>>>

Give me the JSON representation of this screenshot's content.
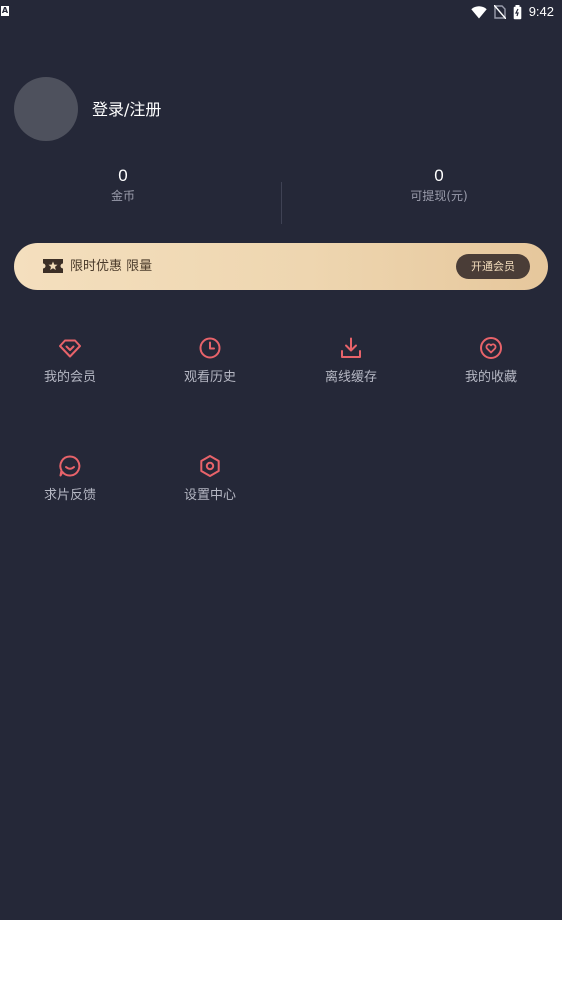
{
  "status_bar": {
    "time": "9:42",
    "left_badge": "A",
    "icons": [
      "wifi-icon",
      "no-sim-icon",
      "battery-icon"
    ]
  },
  "profile": {
    "login_label": "登录/注册"
  },
  "stats": [
    {
      "value": "0",
      "label": "金币"
    },
    {
      "value": "0",
      "label": "可提现(元)"
    }
  ],
  "promo": {
    "text": "限时优惠 限量",
    "button_label": "开通会员",
    "icon": "ticket-star-icon"
  },
  "menu": [
    {
      "label": "我的会员",
      "icon": "diamond-icon"
    },
    {
      "label": "观看历史",
      "icon": "clock-icon"
    },
    {
      "label": "离线缓存",
      "icon": "download-icon"
    },
    {
      "label": "我的收藏",
      "icon": "heart-icon"
    },
    {
      "label": "求片反馈",
      "icon": "chat-bubble-icon"
    },
    {
      "label": "设置中心",
      "icon": "settings-hexagon-icon"
    }
  ],
  "colors": {
    "background": "#252838",
    "accent_icon": "#e8636a",
    "promo_gradient_start": "#f4dfbe",
    "promo_gradient_end": "#e6c79c",
    "promo_button": "#4a3d37"
  }
}
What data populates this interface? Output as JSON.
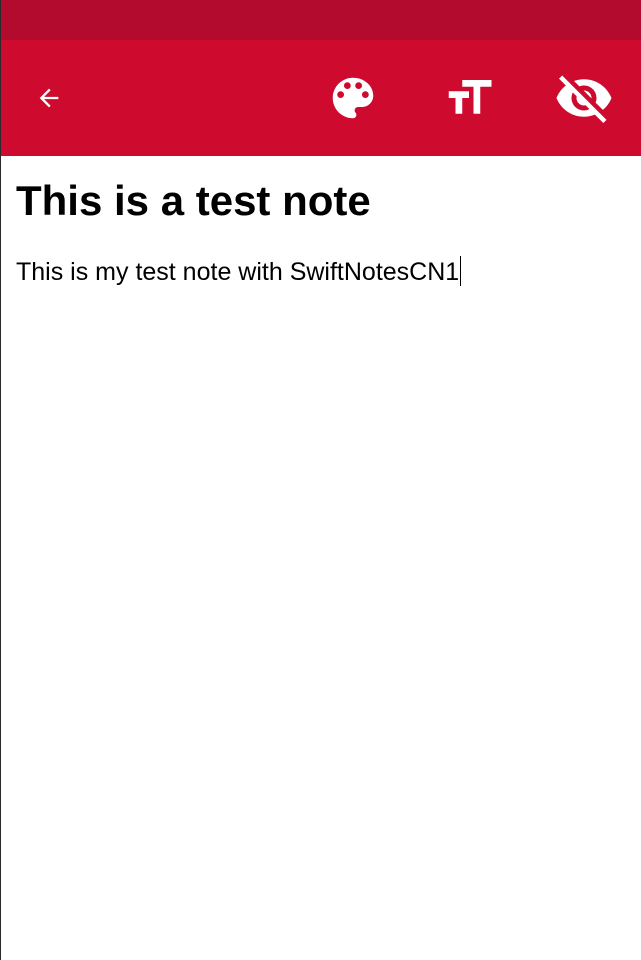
{
  "theme": {
    "status_bar_color": "#b20b2e",
    "toolbar_color": "#cf0a2f",
    "icon_color": "#ffffff"
  },
  "toolbar": {
    "icons": [
      "arrow-back-icon",
      "palette-icon",
      "text-size-icon",
      "visibility-off-icon"
    ]
  },
  "note": {
    "title": "This is a test note",
    "body": "This is my test note with SwiftNotesCN1"
  }
}
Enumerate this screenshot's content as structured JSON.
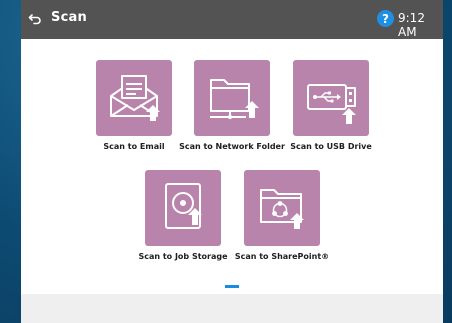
{
  "header": {
    "title": "Scan",
    "time": "9:12 AM",
    "help_glyph": "?",
    "back_icon": "back-arrow-icon"
  },
  "tiles": [
    {
      "label": "Scan to Email",
      "icon": "email-icon"
    },
    {
      "label": "Scan to Network Folder",
      "icon": "network-folder-icon"
    },
    {
      "label": "Scan to USB Drive",
      "icon": "usb-drive-icon"
    },
    {
      "label": "Scan to Job Storage",
      "icon": "job-storage-icon"
    },
    {
      "label": "Scan to SharePoint®",
      "icon": "sharepoint-icon"
    }
  ],
  "pagination": {
    "current_page": 1,
    "total_pages": 1
  },
  "colors": {
    "tile": "#b884ac",
    "topbar": "#535353",
    "help": "#1f8fe3",
    "page_indicator": "#1a8be0",
    "background": "#0d4a72"
  }
}
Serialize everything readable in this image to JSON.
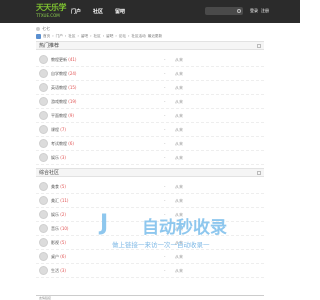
{
  "header": {
    "logo_main": "天天乐学",
    "logo_sub": "TTXUE.COM",
    "nav": [
      "门户",
      "社区",
      "留吧"
    ],
    "user_links": [
      "登录",
      "注册"
    ]
  },
  "user_bar": {
    "text": "  七七"
  },
  "breadcrumb": [
    "首页",
    "门户",
    "社区",
    "留吧",
    "社区",
    "留吧",
    "论坛",
    "社区活动",
    "最近更新"
  ],
  "sections": [
    {
      "title": "热门推荐",
      "forums": [
        {
          "name": "教程更新",
          "count": "(41)",
          "last": "从来"
        },
        {
          "name": "自学教程",
          "count": "(24)",
          "last": "从来"
        },
        {
          "name": "英语教程",
          "count": "(15)",
          "last": "从来"
        },
        {
          "name": "游戏教程",
          "count": "(19)",
          "last": "从来"
        },
        {
          "name": "平面教程",
          "count": "(9)",
          "last": "从来"
        },
        {
          "name": "课程",
          "count": "(7)",
          "last": "从来"
        },
        {
          "name": "考试教程",
          "count": "(6)",
          "last": "从来"
        },
        {
          "name": "娱乐",
          "count": "(3)",
          "last": "从来"
        }
      ]
    },
    {
      "title": "综合社区",
      "forums": [
        {
          "name": "美食",
          "count": "(5)",
          "last": "从来"
        },
        {
          "name": "美汇",
          "count": "(11)",
          "last": "从来"
        },
        {
          "name": "娱乐",
          "count": "(2)",
          "last": "从来"
        },
        {
          "name": "音乐",
          "count": "(10)",
          "last": "从来"
        },
        {
          "name": "影视",
          "count": "(5)",
          "last": "从来"
        },
        {
          "name": "桌户",
          "count": "(6)",
          "last": "从来"
        },
        {
          "name": "生活",
          "count": "(3)",
          "last": "从来"
        }
      ]
    }
  ],
  "forum_dash": "-",
  "watermark": {
    "jr": "J",
    "main": "自动秒收录",
    "sub": "做上链接一来访一次一自动收录一"
  },
  "footer": {
    "label": "友情链接"
  }
}
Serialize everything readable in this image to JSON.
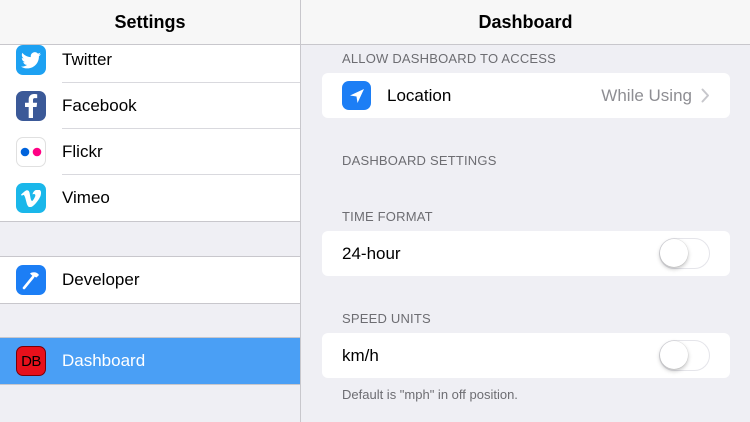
{
  "sidebar": {
    "title": "Settings",
    "social_items": [
      {
        "label": "Twitter",
        "icon": "twitter-icon"
      },
      {
        "label": "Facebook",
        "icon": "facebook-icon"
      },
      {
        "label": "Flickr",
        "icon": "flickr-icon"
      },
      {
        "label": "Vimeo",
        "icon": "vimeo-icon"
      }
    ],
    "developer": {
      "label": "Developer",
      "icon": "hammer-icon"
    },
    "dashboard": {
      "label": "Dashboard",
      "icon_text": "DB",
      "selected": true
    }
  },
  "main": {
    "title": "Dashboard",
    "access_header": "ALLOW DASHBOARD TO ACCESS",
    "location": {
      "label": "Location",
      "value": "While Using",
      "icon": "location-arrow-icon"
    },
    "settings_header": "DASHBOARD SETTINGS",
    "time_header": "TIME FORMAT",
    "time_toggle": {
      "label": "24-hour",
      "on": false
    },
    "speed_header": "SPEED UNITS",
    "speed_toggle": {
      "label": "km/h",
      "on": false
    },
    "speed_footnote": "Default is \"mph\" in off position."
  },
  "colors": {
    "selection": "#4a9ff5",
    "background": "#efeff4",
    "twitter": "#1da1f2",
    "facebook": "#3b5998",
    "vimeo": "#1ab7ea",
    "developer": "#1c7ef5",
    "dashboard": "#e8101b"
  }
}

<<<

Task brief
Keep the pictures out and write out the records exactly.

Output of the task
Give me the JSON representation of this screenshot's content.
{
  "status_bar": {
    "time": "9:42",
    "left_badge": "A",
    "icons": [
      "wifi-icon",
      "no-sim-icon",
      "battery-icon"
    ]
  },
  "profile": {
    "login_label": "登录/注册"
  },
  "stats": [
    {
      "value": "0",
      "label": "金币"
    },
    {
      "value": "0",
      "label": "可提现(元)"
    }
  ],
  "promo": {
    "text": "限时优惠 限量",
    "button_label": "开通会员",
    "icon": "ticket-star-icon"
  },
  "menu": [
    {
      "label": "我的会员",
      "icon": "diamond-icon"
    },
    {
      "label": "观看历史",
      "icon": "clock-icon"
    },
    {
      "label": "离线缓存",
      "icon": "download-icon"
    },
    {
      "label": "我的收藏",
      "icon": "heart-icon"
    },
    {
      "label": "求片反馈",
      "icon": "chat-bubble-icon"
    },
    {
      "label": "设置中心",
      "icon": "settings-hexagon-icon"
    }
  ],
  "colors": {
    "background": "#252838",
    "accent_icon": "#e8636a",
    "promo_gradient_start": "#f4dfbe",
    "promo_gradient_end": "#e6c79c",
    "promo_button": "#4a3d37"
  }
}
What data populates this interface? Output as JSON.
{
  "theme": {
    "status_bar_color": "#b20b2e",
    "toolbar_color": "#cf0a2f",
    "icon_color": "#ffffff"
  },
  "toolbar": {
    "icons": [
      "arrow-back-icon",
      "palette-icon",
      "text-size-icon",
      "visibility-off-icon"
    ]
  },
  "note": {
    "title": "This is a test note",
    "body": "This is my test note with SwiftNotesCN1"
  }
}
Enumerate this screenshot's content as structured JSON.
{
  "header": {
    "title": "Scan",
    "time": "9:12 AM",
    "help_glyph": "?",
    "back_icon": "back-arrow-icon"
  },
  "tiles": [
    {
      "label": "Scan to Email",
      "icon": "email-icon"
    },
    {
      "label": "Scan to Network Folder",
      "icon": "network-folder-icon"
    },
    {
      "label": "Scan to USB Drive",
      "icon": "usb-drive-icon"
    },
    {
      "label": "Scan to Job Storage",
      "icon": "job-storage-icon"
    },
    {
      "label": "Scan to SharePoint®",
      "icon": "sharepoint-icon"
    }
  ],
  "pagination": {
    "current_page": 1,
    "total_pages": 1
  },
  "colors": {
    "tile": "#b884ac",
    "topbar": "#535353",
    "help": "#1f8fe3",
    "page_indicator": "#1a8be0",
    "background": "#0d4a72"
  }
}
Serialize everything readable in this image to JSON.
{
  "header": {
    "logo_main": "天天乐学",
    "logo_sub": "TTXUE.COM",
    "nav": [
      "门户",
      "社区",
      "留吧"
    ],
    "user_links": [
      "登录",
      "注册"
    ]
  },
  "user_bar": {
    "text": "  七七"
  },
  "breadcrumb": [
    "首页",
    "门户",
    "社区",
    "留吧",
    "社区",
    "留吧",
    "论坛",
    "社区活动",
    "最近更新"
  ],
  "sections": [
    {
      "title": "热门推荐",
      "forums": [
        {
          "name": "教程更新",
          "count": "(41)",
          "last": "从来"
        },
        {
          "name": "自学教程",
          "count": "(24)",
          "last": "从来"
        },
        {
          "name": "英语教程",
          "count": "(15)",
          "last": "从来"
        },
        {
          "name": "游戏教程",
          "count": "(19)",
          "last": "从来"
        },
        {
          "name": "平面教程",
          "count": "(9)",
          "last": "从来"
        },
        {
          "name": "课程",
          "count": "(7)",
          "last": "从来"
        },
        {
          "name": "考试教程",
          "count": "(6)",
          "last": "从来"
        },
        {
          "name": "娱乐",
          "count": "(3)",
          "last": "从来"
        }
      ]
    },
    {
      "title": "综合社区",
      "forums": [
        {
          "name": "美食",
          "count": "(5)",
          "last": "从来"
        },
        {
          "name": "美汇",
          "count": "(11)",
          "last": "从来"
        },
        {
          "name": "娱乐",
          "count": "(2)",
          "last": "从来"
        },
        {
          "name": "音乐",
          "count": "(10)",
          "last": "从来"
        },
        {
          "name": "影视",
          "count": "(5)",
          "last": "从来"
        },
        {
          "name": "桌户",
          "count": "(6)",
          "last": "从来"
        },
        {
          "name": "生活",
          "count": "(3)",
          "last": "从来"
        }
      ]
    }
  ],
  "forum_dash": "-",
  "watermark": {
    "jr": "J",
    "main": "自动秒收录",
    "sub": "做上链接一来访一次一自动收录一"
  },
  "footer": {
    "label": "友情链接"
  }
}
Serialize everything readable in this image to JSON.
{
  "sidebar": {
    "title": "Settings",
    "social_items": [
      {
        "label": "Twitter",
        "icon": "twitter-icon"
      },
      {
        "label": "Facebook",
        "icon": "facebook-icon"
      },
      {
        "label": "Flickr",
        "icon": "flickr-icon"
      },
      {
        "label": "Vimeo",
        "icon": "vimeo-icon"
      }
    ],
    "developer": {
      "label": "Developer",
      "icon": "hammer-icon"
    },
    "dashboard": {
      "label": "Dashboard",
      "icon_text": "DB",
      "selected": true
    }
  },
  "main": {
    "title": "Dashboard",
    "access_header": "ALLOW DASHBOARD TO ACCESS",
    "location": {
      "label": "Location",
      "value": "While Using",
      "icon": "location-arrow-icon"
    },
    "settings_header": "DASHBOARD SETTINGS",
    "time_header": "TIME FORMAT",
    "time_toggle": {
      "label": "24-hour",
      "on": false
    },
    "speed_header": "SPEED UNITS",
    "speed_toggle": {
      "label": "km/h",
      "on": false
    },
    "speed_footnote": "Default is \"mph\" in off position."
  },
  "colors": {
    "selection": "#4a9ff5",
    "background": "#efeff4",
    "twitter": "#1da1f2",
    "facebook": "#3b5998",
    "vimeo": "#1ab7ea",
    "developer": "#1c7ef5",
    "dashboard": "#e8101b"
  }
}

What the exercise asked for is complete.